*The request:*
Lay out every line of the records below as a Markdown table with the columns Index and Text, numbering each line in Index and skipping blank lines. Leave the pictures out of the answer.

*Records provided:*
○ ○ ○
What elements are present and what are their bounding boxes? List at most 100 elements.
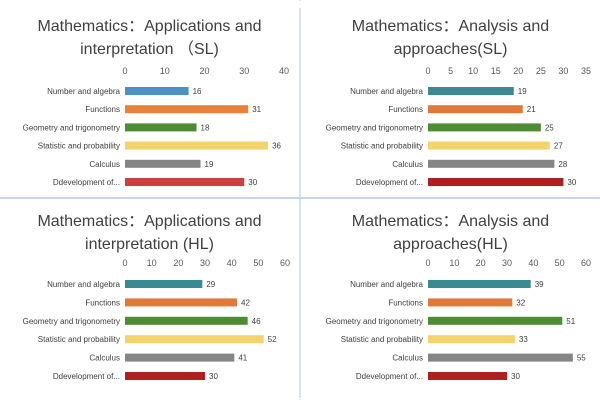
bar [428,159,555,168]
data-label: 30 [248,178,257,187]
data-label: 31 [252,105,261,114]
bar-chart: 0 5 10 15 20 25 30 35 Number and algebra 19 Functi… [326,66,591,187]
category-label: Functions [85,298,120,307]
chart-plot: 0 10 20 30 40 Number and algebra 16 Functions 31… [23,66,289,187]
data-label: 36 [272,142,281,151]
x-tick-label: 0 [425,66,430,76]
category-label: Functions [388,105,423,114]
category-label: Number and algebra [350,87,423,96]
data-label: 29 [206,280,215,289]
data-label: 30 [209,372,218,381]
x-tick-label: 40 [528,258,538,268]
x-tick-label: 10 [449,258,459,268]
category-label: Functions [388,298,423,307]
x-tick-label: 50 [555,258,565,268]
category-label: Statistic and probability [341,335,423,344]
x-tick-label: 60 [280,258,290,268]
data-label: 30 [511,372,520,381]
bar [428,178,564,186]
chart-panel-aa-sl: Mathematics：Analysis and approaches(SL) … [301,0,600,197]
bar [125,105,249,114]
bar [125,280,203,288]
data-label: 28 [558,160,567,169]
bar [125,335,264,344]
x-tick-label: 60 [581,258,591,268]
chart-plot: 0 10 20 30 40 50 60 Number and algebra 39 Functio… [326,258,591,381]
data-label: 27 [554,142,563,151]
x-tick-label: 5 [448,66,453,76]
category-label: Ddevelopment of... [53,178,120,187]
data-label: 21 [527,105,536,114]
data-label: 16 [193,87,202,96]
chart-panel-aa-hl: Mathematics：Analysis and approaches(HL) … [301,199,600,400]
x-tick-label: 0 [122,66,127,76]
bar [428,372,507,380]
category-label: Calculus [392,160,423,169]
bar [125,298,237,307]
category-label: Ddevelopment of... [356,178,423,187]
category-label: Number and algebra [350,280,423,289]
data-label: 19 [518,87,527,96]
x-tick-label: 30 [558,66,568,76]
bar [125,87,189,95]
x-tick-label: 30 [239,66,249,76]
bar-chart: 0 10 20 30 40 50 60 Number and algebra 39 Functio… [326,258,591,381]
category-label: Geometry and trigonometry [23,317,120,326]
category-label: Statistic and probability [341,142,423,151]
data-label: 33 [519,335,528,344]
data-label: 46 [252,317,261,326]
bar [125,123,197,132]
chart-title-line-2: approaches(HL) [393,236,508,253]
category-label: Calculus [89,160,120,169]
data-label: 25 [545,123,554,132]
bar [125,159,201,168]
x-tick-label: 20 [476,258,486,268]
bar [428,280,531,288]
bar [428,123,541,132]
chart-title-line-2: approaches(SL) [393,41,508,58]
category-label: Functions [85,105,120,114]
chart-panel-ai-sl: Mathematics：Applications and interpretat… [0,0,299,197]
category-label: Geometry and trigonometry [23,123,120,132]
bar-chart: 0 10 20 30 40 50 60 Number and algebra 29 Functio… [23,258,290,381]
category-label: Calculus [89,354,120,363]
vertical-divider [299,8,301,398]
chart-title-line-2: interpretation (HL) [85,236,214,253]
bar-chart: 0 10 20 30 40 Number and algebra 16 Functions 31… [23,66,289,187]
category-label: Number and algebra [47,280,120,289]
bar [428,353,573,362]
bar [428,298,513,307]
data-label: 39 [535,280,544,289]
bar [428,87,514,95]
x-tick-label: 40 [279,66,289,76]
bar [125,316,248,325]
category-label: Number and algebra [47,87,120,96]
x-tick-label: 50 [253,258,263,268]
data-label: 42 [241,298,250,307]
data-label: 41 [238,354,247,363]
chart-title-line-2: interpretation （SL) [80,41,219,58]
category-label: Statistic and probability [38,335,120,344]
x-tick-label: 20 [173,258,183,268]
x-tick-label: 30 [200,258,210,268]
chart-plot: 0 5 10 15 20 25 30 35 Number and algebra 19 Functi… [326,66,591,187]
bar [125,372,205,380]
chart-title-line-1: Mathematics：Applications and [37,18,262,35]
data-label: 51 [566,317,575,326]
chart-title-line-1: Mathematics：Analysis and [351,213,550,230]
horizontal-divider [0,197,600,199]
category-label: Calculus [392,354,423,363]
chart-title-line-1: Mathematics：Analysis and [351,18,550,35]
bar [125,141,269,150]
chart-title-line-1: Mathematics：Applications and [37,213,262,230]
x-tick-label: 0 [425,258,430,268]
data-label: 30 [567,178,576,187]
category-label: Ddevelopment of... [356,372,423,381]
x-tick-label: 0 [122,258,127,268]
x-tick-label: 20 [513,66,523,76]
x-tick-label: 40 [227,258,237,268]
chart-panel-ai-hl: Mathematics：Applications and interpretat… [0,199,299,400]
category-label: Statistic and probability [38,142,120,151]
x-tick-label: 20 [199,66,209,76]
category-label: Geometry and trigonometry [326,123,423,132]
○ ○ ○
*Answer to this problem:*
| Index | Text |
|---|---|
| 1 | What elements are present and what are their bounding boxes? List at most 100 elements. |
| 2 | bar [428,159,555,168] |
| 3 | data-label: 30 [248,178,257,187] |
| 4 | data-label: 31 [252,105,261,114] |
| 5 | bar-chart: 0 5 10 15 20 25 30 35 Number and algebra 19 Functi… [326,66,591,187] |
| 6 | category-label: Functions [85,298,120,307] |
| 7 | chart-plot: 0 10 20 30 40 Number and algebra 16 Functions 31… [23,66,289,187] |
| 8 | data-label: 36 [272,142,281,151] |
| 9 | x-tick-label: 0 [425,66,430,76] |
| 10 | category-label: Functions [388,105,423,114] |
| 11 | category-label: Number and algebra [350,87,423,96] |
| 12 | data-label: 29 [206,280,215,289] |
| 13 | data-label: 30 [209,372,218,381] |
| 14 | x-tick-label: 40 [528,258,538,268] |
| 15 | x-tick-label: 10 [449,258,459,268] |
| 16 | category-label: Functions [388,298,423,307] |
| 17 | x-tick-label: 50 [555,258,565,268] |
| 18 | category-label: Statistic and probability [341,335,423,344] |
| 19 | x-tick-label: 60 [280,258,290,268] |
| 20 | data-label: 30 [511,372,520,381] |
| 21 | bar [428,178,564,186] |
| 22 | chart-panel-aa-sl: Mathematics：Analysis and approaches(SL) … [301,0,600,197] |
| 23 | bar [125,105,249,114] |
| 24 | bar [125,280,203,288] |
| 25 | data-label: 28 [558,160,567,169] |
| 26 | bar [125,335,264,344] |
| 27 | x-tick-label: 60 [581,258,591,268] |
| 28 | chart-plot: 0 10 20 30 40 50 60 Number and algebra 39 Functio… [326,258,591,381] |
| 29 | data-label: 27 [554,142,563,151] |
| 30 | x-tick-label: 5 [448,66,453,76] |
| 31 | category-label: Ddevelopment of... [53,178,120,187] |
| 32 | data-label: 21 [527,105,536,114] |
| 33 | data-label: 16 [193,87,202,96] |
| 34 | chart-panel-aa-hl: Mathematics：Analysis and approaches(HL) … [301,199,600,400] |
| 35 | x-tick-label: 0 [122,66,127,76] |
| 36 | bar [428,372,507,380] |
| 37 | category-label: Calculus [392,160,423,169] |
| 38 | bar [125,298,237,307] |
| 39 | category-label: Ddevelopment of... [356,178,423,187] |
| 40 | category-label: Number and algebra [350,280,423,289] |
| 41 | data-label: 19 [518,87,527,96] |
| 42 | x-tick-label: 30 [558,66,568,76] |
| 43 | bar [125,87,189,95] |
| 44 | x-tick-label: 30 [239,66,249,76] |
| 45 | bar-chart: 0 10 20 30 40 50 60 Number and algebra 39 Functio… [326,258,591,381] |
| 46 | category-label: Geometry and trigonometry [23,317,120,326] |
| 47 | category-label: Statistic and probability [341,142,423,151] |
| 48 | data-label: 33 [519,335,528,344] |
| 49 | data-label: 46 [252,317,261,326] |
| 50 | bar [125,123,197,132] |
| 51 | chart-title-line-2: approaches(HL) [393,236,508,253] |
| 52 | category-label: Calculus [89,160,120,169] |
| 53 | data-label: 25 [545,123,554,132] |
| 54 | bar [125,159,201,168] |
| 55 | x-tick-label: 20 [476,258,486,268] |
| 56 | bar [428,280,531,288] |
| 57 | bar [428,123,541,132] |
| 58 | chart-title-line-2: approaches(SL) [393,41,508,58] |
| 59 | category-label: Functions [85,105,120,114] |
| 60 | chart-panel-ai-sl: Mathematics：Applications and interpretat… [0,0,299,197] |
| 61 | category-label: Geometry and trigonometry [23,123,120,132] |
| 62 | bar-chart: 0 10 20 30 40 50 60 Number and algebra 29 Functio… [23,258,290,381] |
| 63 | category-label: Calculus [89,354,120,363] |
| 64 | vertical-divider [299,8,301,398] |
| 65 | chart-title-line-2: interpretation (HL) [85,236,214,253] |
| 66 | bar-chart: 0 10 20 30 40 Number and algebra 16 Functions 31… [23,66,289,187] |
| 67 | category-label: Number and algebra [47,280,120,289] |
| 68 | bar [428,353,573,362] |
| 69 | bar [428,298,513,307] |
| 70 | data-label: 39 [535,280,544,289] |
| 71 | bar [428,87,514,95] |
| 72 | x-tick-label: 40 [279,66,289,76] |
| 73 | bar [125,316,248,325] |
| 74 | category-label: Number and algebra [47,87,120,96] |
| 75 | x-tick-label: 50 [253,258,263,268] |
| 76 | data-label: 42 [241,298,250,307] |
| 77 | data-label: 41 [238,354,247,363] |
| 78 | chart-title-line-2: interpretation （SL) [80,41,219,58] |
| 79 | category-label: Statistic and probability [38,335,120,344] |
| 80 | x-tick-label: 20 [173,258,183,268] |
| 81 | x-tick-label: 30 [200,258,210,268] |
| 82 | chart-plot: 0 5 10 15 20 25 30 35 Number and algebra 19 Functi… [326,66,591,187] |
| 83 | bar [125,372,205,380] |
| 84 | chart-title-line-1: Mathematics：Applications and [37,18,262,35] |
| 85 | data-label: 51 [566,317,575,326] |
| 86 | chart-title-line-1: Mathematics：Analysis and [351,213,550,230] |
| 87 | horizontal-divider [0,197,600,199] |
| 88 | category-label: Calculus [392,354,423,363] |
| 89 | chart-title-line-1: Mathematics：Analysis and [351,18,550,35] |
| 90 | bar [125,141,269,150] |
| 91 | chart-title-line-1: Mathematics：Applications and [37,213,262,230] |
| 92 | x-tick-label: 0 [425,258,430,268] |
| 93 | data-label: 30 [567,178,576,187] |
| 94 | category-label: Ddevelopment of... [356,372,423,381] |
| 95 | x-tick-label: 0 [122,258,127,268] |
| 96 | x-tick-label: 20 [513,66,523,76] |
| 97 | x-tick-label: 40 [227,258,237,268] |
| 98 | chart-panel-ai-hl: Mathematics：Applications and interpretat… [0,199,299,400] |
| 99 | category-label: Statistic and probability [38,142,120,151] |
| 100 | x-tick-label: 20 [199,66,209,76] |
| 101 | category-label: Geometry and trigonometry [326,123,423,132] |